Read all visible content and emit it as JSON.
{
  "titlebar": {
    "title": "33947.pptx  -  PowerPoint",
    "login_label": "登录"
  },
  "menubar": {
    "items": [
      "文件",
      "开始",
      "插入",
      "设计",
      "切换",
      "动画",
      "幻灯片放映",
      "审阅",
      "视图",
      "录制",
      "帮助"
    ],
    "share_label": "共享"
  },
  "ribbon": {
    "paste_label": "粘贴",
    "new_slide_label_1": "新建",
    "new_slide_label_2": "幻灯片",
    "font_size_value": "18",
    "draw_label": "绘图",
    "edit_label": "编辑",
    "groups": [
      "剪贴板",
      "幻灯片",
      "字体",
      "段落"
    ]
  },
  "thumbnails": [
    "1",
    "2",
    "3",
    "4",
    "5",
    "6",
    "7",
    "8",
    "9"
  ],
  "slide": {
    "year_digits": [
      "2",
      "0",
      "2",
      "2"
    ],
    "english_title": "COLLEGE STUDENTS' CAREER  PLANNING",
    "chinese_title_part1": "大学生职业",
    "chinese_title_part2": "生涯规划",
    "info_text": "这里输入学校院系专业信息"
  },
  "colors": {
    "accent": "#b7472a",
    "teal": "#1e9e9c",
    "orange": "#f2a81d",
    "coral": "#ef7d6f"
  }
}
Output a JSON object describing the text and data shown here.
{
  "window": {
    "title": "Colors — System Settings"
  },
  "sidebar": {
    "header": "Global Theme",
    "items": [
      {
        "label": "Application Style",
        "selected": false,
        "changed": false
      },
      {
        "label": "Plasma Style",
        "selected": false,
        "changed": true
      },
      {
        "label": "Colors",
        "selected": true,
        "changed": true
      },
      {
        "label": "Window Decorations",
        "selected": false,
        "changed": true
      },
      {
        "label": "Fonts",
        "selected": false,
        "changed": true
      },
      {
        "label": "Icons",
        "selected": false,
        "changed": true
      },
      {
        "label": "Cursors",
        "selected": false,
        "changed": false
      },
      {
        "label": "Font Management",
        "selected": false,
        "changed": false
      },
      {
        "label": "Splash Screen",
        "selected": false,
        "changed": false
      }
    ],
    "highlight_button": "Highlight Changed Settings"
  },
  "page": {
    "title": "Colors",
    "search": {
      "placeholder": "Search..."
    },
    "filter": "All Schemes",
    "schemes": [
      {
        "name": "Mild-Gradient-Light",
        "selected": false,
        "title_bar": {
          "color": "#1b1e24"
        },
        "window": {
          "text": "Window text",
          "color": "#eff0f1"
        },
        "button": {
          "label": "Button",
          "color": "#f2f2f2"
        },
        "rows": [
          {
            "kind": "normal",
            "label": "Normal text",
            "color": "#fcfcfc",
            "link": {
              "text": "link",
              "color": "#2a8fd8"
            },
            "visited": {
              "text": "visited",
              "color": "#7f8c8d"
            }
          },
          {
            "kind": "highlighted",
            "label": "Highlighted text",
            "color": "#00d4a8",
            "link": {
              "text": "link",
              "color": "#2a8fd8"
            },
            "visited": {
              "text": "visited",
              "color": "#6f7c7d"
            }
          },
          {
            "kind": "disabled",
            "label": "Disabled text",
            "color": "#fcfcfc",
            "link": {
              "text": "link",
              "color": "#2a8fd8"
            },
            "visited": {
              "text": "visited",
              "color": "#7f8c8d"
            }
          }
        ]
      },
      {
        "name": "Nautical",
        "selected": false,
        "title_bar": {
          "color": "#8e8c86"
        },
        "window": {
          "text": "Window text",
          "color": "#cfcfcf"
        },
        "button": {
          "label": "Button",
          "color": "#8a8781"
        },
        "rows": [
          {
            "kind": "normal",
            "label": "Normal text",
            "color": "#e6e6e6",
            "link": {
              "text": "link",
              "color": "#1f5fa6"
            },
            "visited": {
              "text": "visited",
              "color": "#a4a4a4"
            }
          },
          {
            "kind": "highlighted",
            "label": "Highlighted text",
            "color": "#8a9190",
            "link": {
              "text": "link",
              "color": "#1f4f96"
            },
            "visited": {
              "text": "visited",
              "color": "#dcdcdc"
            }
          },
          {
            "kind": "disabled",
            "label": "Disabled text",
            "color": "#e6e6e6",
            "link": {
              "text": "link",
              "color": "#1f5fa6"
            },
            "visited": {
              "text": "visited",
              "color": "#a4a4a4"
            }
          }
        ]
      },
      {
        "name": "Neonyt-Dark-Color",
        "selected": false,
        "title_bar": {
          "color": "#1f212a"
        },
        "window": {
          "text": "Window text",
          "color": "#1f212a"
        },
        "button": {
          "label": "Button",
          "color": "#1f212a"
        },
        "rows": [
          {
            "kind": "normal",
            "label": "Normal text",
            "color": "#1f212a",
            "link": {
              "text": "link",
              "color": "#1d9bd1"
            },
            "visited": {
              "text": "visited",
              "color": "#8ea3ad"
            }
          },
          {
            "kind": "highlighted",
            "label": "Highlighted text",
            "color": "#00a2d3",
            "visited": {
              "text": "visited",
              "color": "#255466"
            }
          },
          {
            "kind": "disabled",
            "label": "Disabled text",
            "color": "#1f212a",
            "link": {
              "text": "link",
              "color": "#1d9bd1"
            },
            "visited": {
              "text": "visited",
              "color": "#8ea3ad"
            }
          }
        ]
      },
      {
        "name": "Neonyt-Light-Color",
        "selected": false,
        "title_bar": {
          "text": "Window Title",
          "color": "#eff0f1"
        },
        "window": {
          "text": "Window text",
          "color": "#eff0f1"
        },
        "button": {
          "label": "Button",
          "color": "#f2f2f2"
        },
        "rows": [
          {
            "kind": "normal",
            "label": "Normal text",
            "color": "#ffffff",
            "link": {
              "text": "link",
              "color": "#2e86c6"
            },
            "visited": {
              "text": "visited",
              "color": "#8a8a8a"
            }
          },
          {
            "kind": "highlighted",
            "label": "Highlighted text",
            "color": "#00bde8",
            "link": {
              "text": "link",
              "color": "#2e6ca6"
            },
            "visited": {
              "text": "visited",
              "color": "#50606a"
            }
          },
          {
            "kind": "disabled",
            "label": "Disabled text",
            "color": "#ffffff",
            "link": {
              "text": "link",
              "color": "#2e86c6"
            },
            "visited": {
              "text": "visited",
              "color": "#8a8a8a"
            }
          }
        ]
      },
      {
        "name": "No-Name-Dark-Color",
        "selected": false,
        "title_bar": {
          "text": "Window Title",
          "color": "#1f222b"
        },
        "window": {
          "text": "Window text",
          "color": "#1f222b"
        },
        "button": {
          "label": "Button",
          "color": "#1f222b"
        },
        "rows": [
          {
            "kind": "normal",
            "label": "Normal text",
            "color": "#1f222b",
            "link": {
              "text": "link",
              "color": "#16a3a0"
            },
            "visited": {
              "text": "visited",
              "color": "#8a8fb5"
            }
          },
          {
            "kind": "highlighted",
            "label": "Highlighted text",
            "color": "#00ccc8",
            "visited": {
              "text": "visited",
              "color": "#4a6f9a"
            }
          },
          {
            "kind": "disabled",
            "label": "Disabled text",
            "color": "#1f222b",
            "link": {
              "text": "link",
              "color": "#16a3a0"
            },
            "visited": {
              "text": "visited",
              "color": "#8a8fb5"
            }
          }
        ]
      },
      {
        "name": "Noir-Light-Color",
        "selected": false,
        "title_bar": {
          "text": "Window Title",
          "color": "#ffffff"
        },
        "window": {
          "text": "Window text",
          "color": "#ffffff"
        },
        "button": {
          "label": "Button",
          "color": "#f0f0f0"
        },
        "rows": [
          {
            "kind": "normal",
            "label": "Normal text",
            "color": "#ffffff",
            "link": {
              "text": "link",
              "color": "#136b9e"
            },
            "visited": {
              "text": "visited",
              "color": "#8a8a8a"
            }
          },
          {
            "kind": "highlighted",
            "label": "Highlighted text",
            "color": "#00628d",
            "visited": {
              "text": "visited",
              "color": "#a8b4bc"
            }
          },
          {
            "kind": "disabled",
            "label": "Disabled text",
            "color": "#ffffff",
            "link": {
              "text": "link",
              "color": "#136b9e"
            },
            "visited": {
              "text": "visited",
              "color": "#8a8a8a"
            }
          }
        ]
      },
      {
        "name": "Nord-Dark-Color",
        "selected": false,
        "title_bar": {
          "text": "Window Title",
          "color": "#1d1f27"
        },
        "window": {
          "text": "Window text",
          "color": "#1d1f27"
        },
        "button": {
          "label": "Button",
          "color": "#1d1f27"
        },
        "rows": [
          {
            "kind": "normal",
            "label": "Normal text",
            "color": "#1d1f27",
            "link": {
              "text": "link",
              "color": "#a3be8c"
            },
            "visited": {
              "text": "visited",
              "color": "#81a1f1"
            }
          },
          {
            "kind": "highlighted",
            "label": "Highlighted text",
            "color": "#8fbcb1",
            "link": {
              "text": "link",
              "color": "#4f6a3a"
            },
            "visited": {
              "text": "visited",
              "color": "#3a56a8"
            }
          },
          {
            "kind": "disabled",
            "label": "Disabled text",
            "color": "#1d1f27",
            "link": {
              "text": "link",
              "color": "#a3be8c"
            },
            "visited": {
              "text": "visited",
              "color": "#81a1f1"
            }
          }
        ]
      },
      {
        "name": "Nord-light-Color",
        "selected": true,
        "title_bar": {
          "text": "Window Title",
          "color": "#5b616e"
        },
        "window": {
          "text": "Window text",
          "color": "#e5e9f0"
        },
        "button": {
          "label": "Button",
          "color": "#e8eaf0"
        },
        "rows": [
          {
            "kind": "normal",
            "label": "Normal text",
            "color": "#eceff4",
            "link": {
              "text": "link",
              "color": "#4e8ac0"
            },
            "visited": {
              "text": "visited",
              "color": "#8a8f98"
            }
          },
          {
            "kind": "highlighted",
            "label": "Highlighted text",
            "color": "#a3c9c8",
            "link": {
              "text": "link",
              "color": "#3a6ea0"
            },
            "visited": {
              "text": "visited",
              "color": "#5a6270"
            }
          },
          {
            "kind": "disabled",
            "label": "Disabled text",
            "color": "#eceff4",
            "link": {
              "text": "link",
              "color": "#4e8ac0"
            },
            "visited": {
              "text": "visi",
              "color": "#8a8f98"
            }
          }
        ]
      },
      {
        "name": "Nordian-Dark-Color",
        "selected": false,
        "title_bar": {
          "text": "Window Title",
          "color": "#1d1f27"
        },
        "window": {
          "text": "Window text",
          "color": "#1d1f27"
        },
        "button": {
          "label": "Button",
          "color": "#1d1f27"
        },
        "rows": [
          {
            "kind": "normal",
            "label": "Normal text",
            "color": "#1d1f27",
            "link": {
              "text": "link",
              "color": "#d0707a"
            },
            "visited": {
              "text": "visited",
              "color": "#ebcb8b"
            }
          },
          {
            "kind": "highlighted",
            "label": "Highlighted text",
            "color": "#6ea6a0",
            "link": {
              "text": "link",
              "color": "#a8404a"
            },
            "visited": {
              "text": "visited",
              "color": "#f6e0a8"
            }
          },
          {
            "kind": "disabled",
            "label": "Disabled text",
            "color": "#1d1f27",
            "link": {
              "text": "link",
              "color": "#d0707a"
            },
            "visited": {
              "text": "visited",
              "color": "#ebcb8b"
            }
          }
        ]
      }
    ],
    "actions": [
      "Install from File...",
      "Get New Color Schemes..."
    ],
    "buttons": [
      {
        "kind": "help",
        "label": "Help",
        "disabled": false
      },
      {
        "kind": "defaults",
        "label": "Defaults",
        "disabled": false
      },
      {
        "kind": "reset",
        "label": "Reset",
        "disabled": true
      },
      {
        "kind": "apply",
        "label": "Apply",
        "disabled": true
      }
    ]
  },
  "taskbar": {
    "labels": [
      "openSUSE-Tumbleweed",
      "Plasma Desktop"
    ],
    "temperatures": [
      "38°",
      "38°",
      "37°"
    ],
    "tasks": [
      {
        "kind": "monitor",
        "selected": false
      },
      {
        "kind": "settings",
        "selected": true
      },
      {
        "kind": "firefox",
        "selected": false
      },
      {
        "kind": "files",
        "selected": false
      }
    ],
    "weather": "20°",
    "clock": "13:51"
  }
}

☆ ☆ ☆ ☆ ☆

◆ TASK GOAL:
Where does the word "Style" appear? Return each line that holds it.

◆ THE SOLUTION:
        "label": "Application Style",
        "label": "Plasma Style",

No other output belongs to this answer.